_Stored entries:_

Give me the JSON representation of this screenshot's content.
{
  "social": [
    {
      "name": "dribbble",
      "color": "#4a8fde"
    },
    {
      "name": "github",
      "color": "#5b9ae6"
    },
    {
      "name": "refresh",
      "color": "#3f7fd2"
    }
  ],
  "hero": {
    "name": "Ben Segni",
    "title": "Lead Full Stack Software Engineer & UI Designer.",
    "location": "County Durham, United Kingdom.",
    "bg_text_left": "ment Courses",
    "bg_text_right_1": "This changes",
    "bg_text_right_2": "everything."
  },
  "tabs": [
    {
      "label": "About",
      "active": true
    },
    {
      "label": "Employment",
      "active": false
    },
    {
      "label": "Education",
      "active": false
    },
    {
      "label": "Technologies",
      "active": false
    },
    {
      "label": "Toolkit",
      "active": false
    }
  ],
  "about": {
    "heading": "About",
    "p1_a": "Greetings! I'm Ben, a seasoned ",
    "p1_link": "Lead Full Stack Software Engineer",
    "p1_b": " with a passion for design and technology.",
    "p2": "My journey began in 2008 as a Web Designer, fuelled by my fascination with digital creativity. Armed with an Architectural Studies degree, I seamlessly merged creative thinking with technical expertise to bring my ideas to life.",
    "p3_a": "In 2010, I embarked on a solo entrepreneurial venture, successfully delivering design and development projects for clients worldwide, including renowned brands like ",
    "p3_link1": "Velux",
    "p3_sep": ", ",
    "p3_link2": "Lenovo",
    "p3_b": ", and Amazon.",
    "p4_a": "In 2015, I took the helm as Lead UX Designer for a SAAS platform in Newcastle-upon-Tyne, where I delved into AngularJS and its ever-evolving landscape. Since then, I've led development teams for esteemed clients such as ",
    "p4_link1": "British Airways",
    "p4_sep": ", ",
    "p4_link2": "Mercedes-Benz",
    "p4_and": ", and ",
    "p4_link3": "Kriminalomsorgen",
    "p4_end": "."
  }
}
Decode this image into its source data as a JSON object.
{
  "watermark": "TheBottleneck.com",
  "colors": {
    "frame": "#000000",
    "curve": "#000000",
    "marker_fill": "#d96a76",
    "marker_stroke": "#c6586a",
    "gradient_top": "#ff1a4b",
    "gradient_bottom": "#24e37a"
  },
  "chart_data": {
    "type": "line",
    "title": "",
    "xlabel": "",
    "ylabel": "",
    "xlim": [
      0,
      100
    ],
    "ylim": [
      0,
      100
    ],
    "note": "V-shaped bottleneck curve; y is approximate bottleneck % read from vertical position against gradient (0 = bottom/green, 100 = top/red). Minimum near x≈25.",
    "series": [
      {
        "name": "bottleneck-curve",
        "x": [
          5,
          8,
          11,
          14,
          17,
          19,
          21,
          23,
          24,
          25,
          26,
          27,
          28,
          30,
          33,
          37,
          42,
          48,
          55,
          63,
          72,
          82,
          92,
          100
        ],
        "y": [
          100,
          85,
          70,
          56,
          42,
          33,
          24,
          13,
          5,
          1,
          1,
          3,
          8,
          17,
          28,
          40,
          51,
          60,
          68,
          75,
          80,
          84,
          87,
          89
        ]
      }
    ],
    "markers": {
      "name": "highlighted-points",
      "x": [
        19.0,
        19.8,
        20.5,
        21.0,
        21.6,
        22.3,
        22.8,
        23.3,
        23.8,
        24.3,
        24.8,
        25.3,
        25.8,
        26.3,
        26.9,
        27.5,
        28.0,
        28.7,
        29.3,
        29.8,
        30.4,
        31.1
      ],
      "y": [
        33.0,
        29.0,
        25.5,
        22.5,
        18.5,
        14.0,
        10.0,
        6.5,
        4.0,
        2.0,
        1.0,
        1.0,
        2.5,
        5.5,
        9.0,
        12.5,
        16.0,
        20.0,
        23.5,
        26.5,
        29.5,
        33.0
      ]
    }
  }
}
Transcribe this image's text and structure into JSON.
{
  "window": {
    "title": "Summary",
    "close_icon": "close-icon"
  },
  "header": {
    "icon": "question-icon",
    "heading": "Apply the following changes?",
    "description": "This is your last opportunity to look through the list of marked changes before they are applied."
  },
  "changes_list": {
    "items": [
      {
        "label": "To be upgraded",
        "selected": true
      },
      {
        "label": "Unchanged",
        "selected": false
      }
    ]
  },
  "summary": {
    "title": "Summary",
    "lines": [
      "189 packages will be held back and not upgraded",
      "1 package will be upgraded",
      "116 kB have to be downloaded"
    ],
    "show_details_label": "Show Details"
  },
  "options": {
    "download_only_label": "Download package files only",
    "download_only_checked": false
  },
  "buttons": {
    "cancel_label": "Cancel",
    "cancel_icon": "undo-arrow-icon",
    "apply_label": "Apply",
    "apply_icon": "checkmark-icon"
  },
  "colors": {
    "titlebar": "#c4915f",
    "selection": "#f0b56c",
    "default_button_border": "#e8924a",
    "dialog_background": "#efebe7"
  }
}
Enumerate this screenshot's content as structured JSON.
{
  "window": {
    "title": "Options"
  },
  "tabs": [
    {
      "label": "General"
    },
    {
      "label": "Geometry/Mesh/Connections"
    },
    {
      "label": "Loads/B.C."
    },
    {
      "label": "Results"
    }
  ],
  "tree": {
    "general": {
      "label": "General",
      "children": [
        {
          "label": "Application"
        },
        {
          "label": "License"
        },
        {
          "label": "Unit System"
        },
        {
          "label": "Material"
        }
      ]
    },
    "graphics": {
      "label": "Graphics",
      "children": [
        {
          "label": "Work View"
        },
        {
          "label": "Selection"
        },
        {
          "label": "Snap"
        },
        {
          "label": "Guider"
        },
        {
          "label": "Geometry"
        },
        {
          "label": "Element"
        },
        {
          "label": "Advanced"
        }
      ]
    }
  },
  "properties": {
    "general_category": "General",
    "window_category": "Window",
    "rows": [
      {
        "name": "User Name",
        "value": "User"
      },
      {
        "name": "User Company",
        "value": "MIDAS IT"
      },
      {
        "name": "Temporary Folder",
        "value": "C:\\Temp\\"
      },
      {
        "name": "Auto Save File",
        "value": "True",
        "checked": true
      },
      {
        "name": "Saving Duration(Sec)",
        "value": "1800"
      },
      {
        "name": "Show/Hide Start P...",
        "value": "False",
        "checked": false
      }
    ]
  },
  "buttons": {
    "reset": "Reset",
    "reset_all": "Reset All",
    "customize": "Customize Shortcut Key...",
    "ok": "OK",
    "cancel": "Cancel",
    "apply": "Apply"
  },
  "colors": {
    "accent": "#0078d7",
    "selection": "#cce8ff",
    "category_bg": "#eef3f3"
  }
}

_TASK TO CARRY OUT:_
Filter the listing above by the word "screenshot"; copy each line that passes.

_FINISHED ANSWER:_
Give me the JSON representation of this screenshot's content.
Enumerate this screenshot's content as structured JSON.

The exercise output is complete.